AIM OF THE TASK =
Rewrite all the rows below as a Markdown table with two columns, No. and Line, holding each row's number and its text. Skip blank lines and leave the pictures out.

DATA LISTING =
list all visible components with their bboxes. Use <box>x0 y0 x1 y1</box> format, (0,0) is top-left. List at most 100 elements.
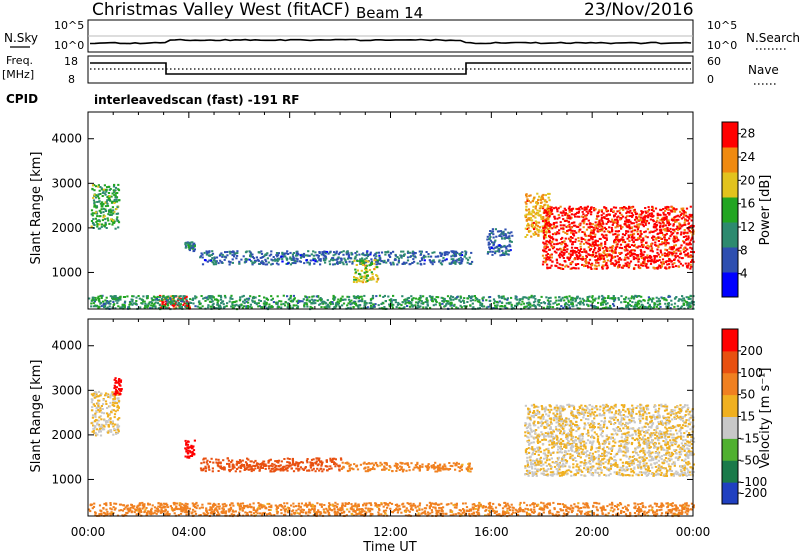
data-cell <box>605 254 608 257</box>
data-cell <box>419 260 422 263</box>
data-cell <box>365 302 368 305</box>
data-cell <box>600 210 603 213</box>
data-cell <box>547 228 550 231</box>
data-cell <box>678 256 681 259</box>
data-cell <box>101 423 104 426</box>
data-cell <box>679 262 682 265</box>
data-cell <box>206 459 209 462</box>
data-cell <box>198 302 202 305</box>
data-cell <box>113 387 116 390</box>
data-cell <box>443 297 446 300</box>
data-cell <box>270 299 273 301</box>
data-cell <box>335 262 339 264</box>
data-cell <box>92 305 96 308</box>
data-cell <box>306 261 310 264</box>
data-cell <box>628 299 632 302</box>
data-cell <box>683 221 686 224</box>
data-cell <box>299 254 302 257</box>
data-cell <box>626 215 629 218</box>
data-cell <box>104 193 107 196</box>
data-cell <box>449 301 453 304</box>
data-cell <box>250 468 253 471</box>
data-cell <box>178 306 181 309</box>
data-cell <box>334 253 337 256</box>
data-cell <box>557 254 561 257</box>
data-cell <box>689 306 692 308</box>
data-cell <box>549 213 552 216</box>
data-cell <box>261 461 264 464</box>
data-cell <box>494 228 497 231</box>
data-cell <box>198 306 201 309</box>
data-cell <box>553 215 556 218</box>
data-cell <box>347 254 350 257</box>
data-cell <box>495 300 499 303</box>
data-cell <box>348 260 351 263</box>
data-cell <box>173 299 176 302</box>
data-cell <box>464 306 467 309</box>
data-cell <box>682 216 685 219</box>
data-cell <box>320 462 323 465</box>
colorbar-swatch <box>722 272 738 298</box>
data-cell <box>597 223 600 226</box>
data-cell <box>360 280 363 283</box>
colorbar-frame <box>721 121 739 298</box>
data-cell <box>268 254 271 257</box>
data-cell <box>605 228 608 230</box>
data-cell <box>331 459 334 462</box>
data-cell <box>105 423 108 426</box>
data-cell <box>566 214 569 217</box>
data-cell <box>108 418 111 421</box>
data-cell <box>249 460 252 463</box>
data-cell <box>447 251 450 254</box>
data-cell <box>120 389 123 392</box>
data-cell <box>447 300 450 303</box>
data-cell <box>283 458 286 460</box>
data-cell <box>455 260 458 263</box>
data-cell <box>587 234 591 237</box>
data-cell <box>358 304 361 307</box>
data-cell <box>291 460 295 462</box>
data-cell <box>107 213 110 216</box>
data-cell <box>544 261 547 264</box>
data-cell <box>322 257 325 260</box>
data-cell <box>211 252 215 255</box>
data-cell <box>605 217 608 220</box>
data-cell <box>542 249 545 252</box>
data-cell <box>536 202 540 204</box>
data-cell <box>304 466 307 468</box>
data-cell <box>192 246 195 249</box>
data-cell <box>663 217 666 220</box>
data-cell <box>556 261 559 264</box>
data-cell <box>568 209 571 212</box>
data-cell <box>334 296 337 299</box>
data-cell <box>547 221 550 224</box>
data-cell <box>220 296 223 299</box>
power-panel-bg <box>88 112 693 309</box>
data-cell <box>529 212 532 215</box>
data-cell <box>419 294 422 297</box>
data-cell <box>450 262 453 265</box>
data-cell <box>441 259 444 262</box>
data-cell <box>186 440 190 443</box>
data-cell <box>193 439 196 442</box>
data-cell <box>202 467 205 470</box>
data-cell <box>601 221 604 224</box>
data-cell <box>337 256 340 259</box>
data-cell <box>568 252 571 255</box>
data-cell <box>590 211 593 213</box>
data-cell <box>599 225 602 228</box>
data-cell <box>636 303 639 306</box>
data-cell <box>637 254 640 257</box>
data-cell <box>296 305 300 308</box>
data-cell <box>231 251 234 254</box>
data-cell <box>112 191 116 194</box>
data-cell <box>253 302 257 304</box>
data-cell <box>326 303 330 306</box>
data-cell <box>532 209 535 212</box>
data-cell <box>189 246 192 248</box>
data-cell <box>190 446 193 449</box>
date-label: 23/Nov/2016 <box>584 0 694 20</box>
data-cell <box>618 265 621 268</box>
data-cell <box>509 301 512 304</box>
data-cell <box>162 304 165 307</box>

EXERCISE RESPONSE =
| No. | Line |
|---|---|
| 1 | list all visible components with their bboxes. Use <box>x0 y0 x1 y1</box> format, (0,0) is top-left. List at most 100 elements. |
| 2 | data-cell <box>605 254 608 257</box> |
| 3 | data-cell <box>419 260 422 263</box> |
| 4 | data-cell <box>365 302 368 305</box> |
| 5 | data-cell <box>600 210 603 213</box> |
| 6 | data-cell <box>547 228 550 231</box> |
| 7 | data-cell <box>678 256 681 259</box> |
| 8 | data-cell <box>101 423 104 426</box> |
| 9 | data-cell <box>679 262 682 265</box> |
| 10 | data-cell <box>206 459 209 462</box> |
| 11 | data-cell <box>198 302 202 305</box> |
| 12 | data-cell <box>113 387 116 390</box> |
| 13 | data-cell <box>443 297 446 300</box> |
| 14 | data-cell <box>270 299 273 301</box> |
| 15 | data-cell <box>335 262 339 264</box> |
| 16 | data-cell <box>92 305 96 308</box> |
| 17 | data-cell <box>306 261 310 264</box> |
| 18 | data-cell <box>628 299 632 302</box> |
| 19 | data-cell <box>683 221 686 224</box> |
| 20 | data-cell <box>299 254 302 257</box> |
| 21 | data-cell <box>626 215 629 218</box> |
| 22 | data-cell <box>104 193 107 196</box> |
| 23 | data-cell <box>449 301 453 304</box> |
| 24 | data-cell <box>250 468 253 471</box> |
| 25 | data-cell <box>178 306 181 309</box> |
| 26 | data-cell <box>334 253 337 256</box> |
| 27 | data-cell <box>557 254 561 257</box> |
| 28 | data-cell <box>689 306 692 308</box> |
| 29 | data-cell <box>549 213 552 216</box> |
| 30 | data-cell <box>261 461 264 464</box> |
| 31 | data-cell <box>494 228 497 231</box> |
| 32 | data-cell <box>198 306 201 309</box> |
| 33 | data-cell <box>553 215 556 218</box> |
| 34 | data-cell <box>347 254 350 257</box> |
| 35 | data-cell <box>495 300 499 303</box> |
| 36 | data-cell <box>348 260 351 263</box> |
| 37 | data-cell <box>173 299 176 302</box> |
| 38 | data-cell <box>464 306 467 309</box> |
| 39 | data-cell <box>682 216 685 219</box> |
| 40 | data-cell <box>320 462 323 465</box> |
| 41 | colorbar-swatch <box>722 272 738 298</box> |
| 42 | data-cell <box>597 223 600 226</box> |
| 43 | data-cell <box>360 280 363 283</box> |
| 44 | colorbar-frame <box>721 121 739 298</box> |
| 45 | data-cell <box>268 254 271 257</box> |
| 46 | data-cell <box>605 228 608 230</box> |
| 47 | data-cell <box>331 459 334 462</box> |
| 48 | data-cell <box>105 423 108 426</box> |
| 49 | data-cell <box>566 214 569 217</box> |
| 50 | data-cell <box>108 418 111 421</box> |
| 51 | data-cell <box>249 460 252 463</box> |
| 52 | data-cell <box>447 251 450 254</box> |
| 53 | data-cell <box>120 389 123 392</box> |
| 54 | data-cell <box>447 300 450 303</box> |
| 55 | data-cell <box>283 458 286 460</box> |
| 56 | data-cell <box>455 260 458 263</box> |
| 57 | data-cell <box>587 234 591 237</box> |
| 58 | data-cell <box>358 304 361 307</box> |
| 59 | data-cell <box>291 460 295 462</box> |
| 60 | data-cell <box>107 213 110 216</box> |
| 61 | data-cell <box>544 261 547 264</box> |
| 62 | data-cell <box>322 257 325 260</box> |
| 63 | data-cell <box>211 252 215 255</box> |
| 64 | data-cell <box>605 217 608 220</box> |
| 65 | data-cell <box>542 249 545 252</box> |
| 66 | data-cell <box>536 202 540 204</box> |
| 67 | data-cell <box>304 466 307 468</box> |
| 68 | data-cell <box>192 246 195 249</box> |
| 69 | data-cell <box>663 217 666 220</box> |
| 70 | data-cell <box>556 261 559 264</box> |
| 71 | data-cell <box>568 209 571 212</box> |
| 72 | data-cell <box>334 296 337 299</box> |
| 73 | data-cell <box>547 221 550 224</box> |
| 74 | data-cell <box>220 296 223 299</box> |
| 75 | power-panel-bg <box>88 112 693 309</box> |
| 76 | data-cell <box>529 212 532 215</box> |
| 77 | data-cell <box>419 294 422 297</box> |
| 78 | data-cell <box>450 262 453 265</box> |
| 79 | data-cell <box>441 259 444 262</box> |
| 80 | data-cell <box>186 440 190 443</box> |
| 81 | data-cell <box>193 439 196 442</box> |
| 82 | data-cell <box>202 467 205 470</box> |
| 83 | data-cell <box>601 221 604 224</box> |
| 84 | data-cell <box>337 256 340 259</box> |
| 85 | data-cell <box>568 252 571 255</box> |
| 86 | data-cell <box>590 211 593 213</box> |
| 87 | data-cell <box>599 225 602 228</box> |
| 88 | data-cell <box>636 303 639 306</box> |
| 89 | data-cell <box>637 254 640 257</box> |
| 90 | data-cell <box>296 305 300 308</box> |
| 91 | data-cell <box>231 251 234 254</box> |
| 92 | data-cell <box>112 191 116 194</box> |
| 93 | data-cell <box>253 302 257 304</box> |
| 94 | data-cell <box>326 303 330 306</box> |
| 95 | data-cell <box>532 209 535 212</box> |
| 96 | data-cell <box>189 246 192 248</box> |
| 97 | data-cell <box>190 446 193 449</box> |
| 98 | date-label: 23/Nov/2016 <box>584 0 694 20</box> |
| 99 | data-cell <box>618 265 621 268</box> |
| 100 | data-cell <box>509 301 512 304</box> |
| 101 | data-cell <box>162 304 165 307</box> |